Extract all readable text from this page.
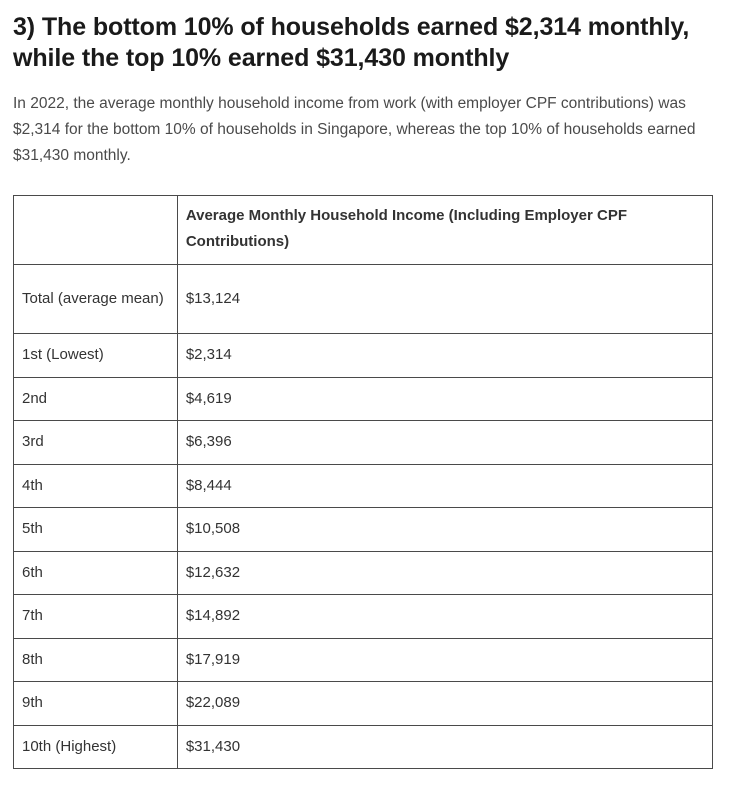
3) The bottom 10% of households earned $2,314 monthly, while the top 10% earned $31,430 monthly

In 2022, the average monthly household income from work (with employer CPF contributions) was $2,314 for the bottom 10% of households in Singapore, whereas the top 10% of households earned $31,430 monthly.

	Average Monthly Household Income (Including Employer CPF Contributions)
Total (average mean)	$13,124
1st (Lowest)	$2,314
2nd	$4,619
3rd	$6,396
4th	$8,444
5th	$10,508
6th	$12,632
7th	$14,892
8th	$17,919
9th	$22,089
10th (Highest)	$31,430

* * * * *

**Work to complete**
Reproduce each entry precisely, dropping only the pictures.

**The output**
Extract all readable text from this page.
3) The bottom 10% of households earned $2,314 monthly, while the top 10% earned $31,430 monthly

In 2022, the average monthly household income from work (with employer CPF contributions) was $2,314 for the bottom 10% of households in Singapore, whereas the top 10% of households earned $31,430 monthly.

	Average Monthly Household Income (Including Employer CPF Contributions)
Total (average mean)	$13,124
1st (Lowest)	$2,314
2nd	$4,619
3rd	$6,396
4th	$8,444
5th	$10,508
6th	$12,632
7th	$14,892
8th	$17,919
9th	$22,089
10th (Highest)	$31,430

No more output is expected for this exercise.